# Task goal
Find the word "Parte" in the material below and gather every line that contains it.

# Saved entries
___

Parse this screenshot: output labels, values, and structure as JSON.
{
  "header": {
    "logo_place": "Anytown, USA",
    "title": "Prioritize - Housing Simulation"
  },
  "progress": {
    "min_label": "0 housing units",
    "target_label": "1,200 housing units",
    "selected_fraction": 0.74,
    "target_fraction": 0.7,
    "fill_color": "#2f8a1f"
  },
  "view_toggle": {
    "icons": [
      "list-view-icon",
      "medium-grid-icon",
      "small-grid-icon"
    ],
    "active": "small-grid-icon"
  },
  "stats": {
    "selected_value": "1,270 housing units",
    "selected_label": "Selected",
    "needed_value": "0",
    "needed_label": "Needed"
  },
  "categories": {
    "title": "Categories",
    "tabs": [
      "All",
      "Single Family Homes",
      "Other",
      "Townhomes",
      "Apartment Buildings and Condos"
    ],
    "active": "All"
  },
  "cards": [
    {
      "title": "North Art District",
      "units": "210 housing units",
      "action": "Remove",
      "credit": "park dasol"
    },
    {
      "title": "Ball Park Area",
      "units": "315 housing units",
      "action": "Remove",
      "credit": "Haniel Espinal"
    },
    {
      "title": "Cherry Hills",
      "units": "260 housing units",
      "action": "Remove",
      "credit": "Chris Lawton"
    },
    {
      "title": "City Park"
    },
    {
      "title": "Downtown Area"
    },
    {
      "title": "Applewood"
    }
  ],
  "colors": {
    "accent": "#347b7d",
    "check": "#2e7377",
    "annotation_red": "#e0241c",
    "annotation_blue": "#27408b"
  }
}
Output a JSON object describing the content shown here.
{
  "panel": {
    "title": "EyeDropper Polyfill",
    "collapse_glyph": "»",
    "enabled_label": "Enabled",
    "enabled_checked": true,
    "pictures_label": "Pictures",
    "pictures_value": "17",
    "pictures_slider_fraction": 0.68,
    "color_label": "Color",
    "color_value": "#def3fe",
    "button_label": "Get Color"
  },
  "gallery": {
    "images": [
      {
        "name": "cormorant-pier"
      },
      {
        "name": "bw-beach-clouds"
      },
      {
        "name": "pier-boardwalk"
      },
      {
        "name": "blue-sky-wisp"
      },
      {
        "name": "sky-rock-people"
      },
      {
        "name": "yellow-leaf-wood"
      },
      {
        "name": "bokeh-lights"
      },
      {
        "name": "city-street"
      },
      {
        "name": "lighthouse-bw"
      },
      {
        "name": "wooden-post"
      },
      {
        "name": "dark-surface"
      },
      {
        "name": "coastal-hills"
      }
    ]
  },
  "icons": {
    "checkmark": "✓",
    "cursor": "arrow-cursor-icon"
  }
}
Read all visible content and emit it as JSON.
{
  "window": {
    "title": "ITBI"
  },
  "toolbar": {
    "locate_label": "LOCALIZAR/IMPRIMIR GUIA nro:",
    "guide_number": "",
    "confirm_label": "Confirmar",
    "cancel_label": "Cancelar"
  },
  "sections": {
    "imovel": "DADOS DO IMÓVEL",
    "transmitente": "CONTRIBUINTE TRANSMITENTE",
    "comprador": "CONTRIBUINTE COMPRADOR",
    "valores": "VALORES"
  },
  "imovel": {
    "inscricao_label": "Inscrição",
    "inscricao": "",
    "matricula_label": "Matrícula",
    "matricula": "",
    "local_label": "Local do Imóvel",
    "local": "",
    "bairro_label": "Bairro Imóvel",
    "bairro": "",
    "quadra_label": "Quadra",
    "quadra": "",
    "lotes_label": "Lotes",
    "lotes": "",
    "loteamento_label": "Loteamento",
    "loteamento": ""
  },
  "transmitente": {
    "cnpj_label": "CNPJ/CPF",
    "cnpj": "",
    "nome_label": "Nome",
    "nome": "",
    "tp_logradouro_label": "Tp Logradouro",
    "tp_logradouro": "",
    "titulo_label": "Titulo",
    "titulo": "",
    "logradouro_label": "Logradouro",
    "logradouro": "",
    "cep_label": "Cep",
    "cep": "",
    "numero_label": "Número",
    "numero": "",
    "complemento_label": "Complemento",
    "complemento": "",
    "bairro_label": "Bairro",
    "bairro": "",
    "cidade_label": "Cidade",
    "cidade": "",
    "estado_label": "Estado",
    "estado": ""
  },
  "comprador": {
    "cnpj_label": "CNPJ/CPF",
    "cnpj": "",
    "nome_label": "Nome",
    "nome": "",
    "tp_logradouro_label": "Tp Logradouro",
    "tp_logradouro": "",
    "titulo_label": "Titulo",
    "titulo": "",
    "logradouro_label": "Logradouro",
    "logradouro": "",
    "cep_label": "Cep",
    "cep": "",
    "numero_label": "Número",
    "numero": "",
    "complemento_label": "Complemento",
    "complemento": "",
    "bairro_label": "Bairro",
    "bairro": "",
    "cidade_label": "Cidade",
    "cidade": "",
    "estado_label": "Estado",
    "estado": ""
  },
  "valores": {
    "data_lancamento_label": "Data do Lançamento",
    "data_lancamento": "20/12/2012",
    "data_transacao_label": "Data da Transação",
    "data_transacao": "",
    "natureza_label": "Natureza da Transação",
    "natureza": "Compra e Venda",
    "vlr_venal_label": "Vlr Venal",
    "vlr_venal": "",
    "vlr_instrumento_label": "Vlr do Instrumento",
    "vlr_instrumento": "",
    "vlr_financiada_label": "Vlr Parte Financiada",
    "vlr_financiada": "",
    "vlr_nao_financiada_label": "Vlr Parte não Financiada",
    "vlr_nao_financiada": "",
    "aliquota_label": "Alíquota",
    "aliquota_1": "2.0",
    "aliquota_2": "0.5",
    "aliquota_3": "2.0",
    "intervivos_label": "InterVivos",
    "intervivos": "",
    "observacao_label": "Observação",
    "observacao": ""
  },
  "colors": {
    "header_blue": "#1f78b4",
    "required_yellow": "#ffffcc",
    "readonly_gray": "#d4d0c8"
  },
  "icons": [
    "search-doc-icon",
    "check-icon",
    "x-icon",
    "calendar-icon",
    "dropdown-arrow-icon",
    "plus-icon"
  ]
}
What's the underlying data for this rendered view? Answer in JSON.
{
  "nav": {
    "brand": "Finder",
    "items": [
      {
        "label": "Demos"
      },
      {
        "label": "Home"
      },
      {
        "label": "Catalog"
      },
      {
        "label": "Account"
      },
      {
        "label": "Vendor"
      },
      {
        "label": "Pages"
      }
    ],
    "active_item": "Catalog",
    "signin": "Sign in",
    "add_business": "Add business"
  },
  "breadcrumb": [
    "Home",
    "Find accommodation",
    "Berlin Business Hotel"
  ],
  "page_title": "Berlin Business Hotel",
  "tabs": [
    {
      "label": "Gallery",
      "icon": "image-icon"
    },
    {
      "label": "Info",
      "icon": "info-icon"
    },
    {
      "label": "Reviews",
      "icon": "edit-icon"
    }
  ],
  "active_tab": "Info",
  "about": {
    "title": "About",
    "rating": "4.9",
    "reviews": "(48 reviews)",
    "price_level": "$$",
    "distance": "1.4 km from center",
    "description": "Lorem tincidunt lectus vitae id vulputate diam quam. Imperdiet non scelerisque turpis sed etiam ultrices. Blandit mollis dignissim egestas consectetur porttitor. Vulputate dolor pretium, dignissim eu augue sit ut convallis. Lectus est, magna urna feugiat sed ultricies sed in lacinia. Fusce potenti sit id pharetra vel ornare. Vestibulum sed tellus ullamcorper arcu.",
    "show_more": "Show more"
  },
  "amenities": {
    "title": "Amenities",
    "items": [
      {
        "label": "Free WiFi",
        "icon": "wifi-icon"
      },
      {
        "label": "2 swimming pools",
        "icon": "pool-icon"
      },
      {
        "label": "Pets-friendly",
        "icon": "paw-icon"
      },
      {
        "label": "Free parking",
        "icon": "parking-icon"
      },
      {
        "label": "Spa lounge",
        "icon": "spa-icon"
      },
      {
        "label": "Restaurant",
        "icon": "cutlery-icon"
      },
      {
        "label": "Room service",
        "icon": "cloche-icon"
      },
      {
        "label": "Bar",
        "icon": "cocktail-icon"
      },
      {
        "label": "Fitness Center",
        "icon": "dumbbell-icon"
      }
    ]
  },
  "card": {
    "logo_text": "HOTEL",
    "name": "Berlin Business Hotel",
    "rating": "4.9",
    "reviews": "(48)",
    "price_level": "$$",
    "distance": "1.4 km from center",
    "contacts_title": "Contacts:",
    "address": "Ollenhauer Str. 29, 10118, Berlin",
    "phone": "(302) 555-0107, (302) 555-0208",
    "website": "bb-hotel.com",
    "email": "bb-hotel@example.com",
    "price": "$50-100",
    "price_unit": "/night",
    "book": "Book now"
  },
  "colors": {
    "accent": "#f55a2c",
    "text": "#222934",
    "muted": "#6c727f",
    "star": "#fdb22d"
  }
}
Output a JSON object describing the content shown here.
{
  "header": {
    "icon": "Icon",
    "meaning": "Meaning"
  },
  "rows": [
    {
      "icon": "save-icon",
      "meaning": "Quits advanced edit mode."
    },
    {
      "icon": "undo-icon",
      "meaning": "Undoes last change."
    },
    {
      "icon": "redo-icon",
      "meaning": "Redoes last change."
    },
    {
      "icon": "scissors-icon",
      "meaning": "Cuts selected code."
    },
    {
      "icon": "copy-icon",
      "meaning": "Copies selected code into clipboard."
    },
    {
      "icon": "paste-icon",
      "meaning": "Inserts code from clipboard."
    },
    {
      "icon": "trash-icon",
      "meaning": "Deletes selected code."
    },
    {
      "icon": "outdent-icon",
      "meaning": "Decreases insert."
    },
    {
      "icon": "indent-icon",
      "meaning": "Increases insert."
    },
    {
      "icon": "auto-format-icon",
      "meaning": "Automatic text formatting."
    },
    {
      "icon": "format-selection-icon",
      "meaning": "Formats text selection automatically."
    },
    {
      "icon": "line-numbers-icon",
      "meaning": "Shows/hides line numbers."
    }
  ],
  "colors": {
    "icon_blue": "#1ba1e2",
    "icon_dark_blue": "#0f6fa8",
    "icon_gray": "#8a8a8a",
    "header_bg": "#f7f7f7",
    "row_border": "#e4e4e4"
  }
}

___

# The response
    "vlr_financiada_label": "Vlr Parte Financiada",
    "vlr_nao_financiada_label": "Vlr Parte não Financiada",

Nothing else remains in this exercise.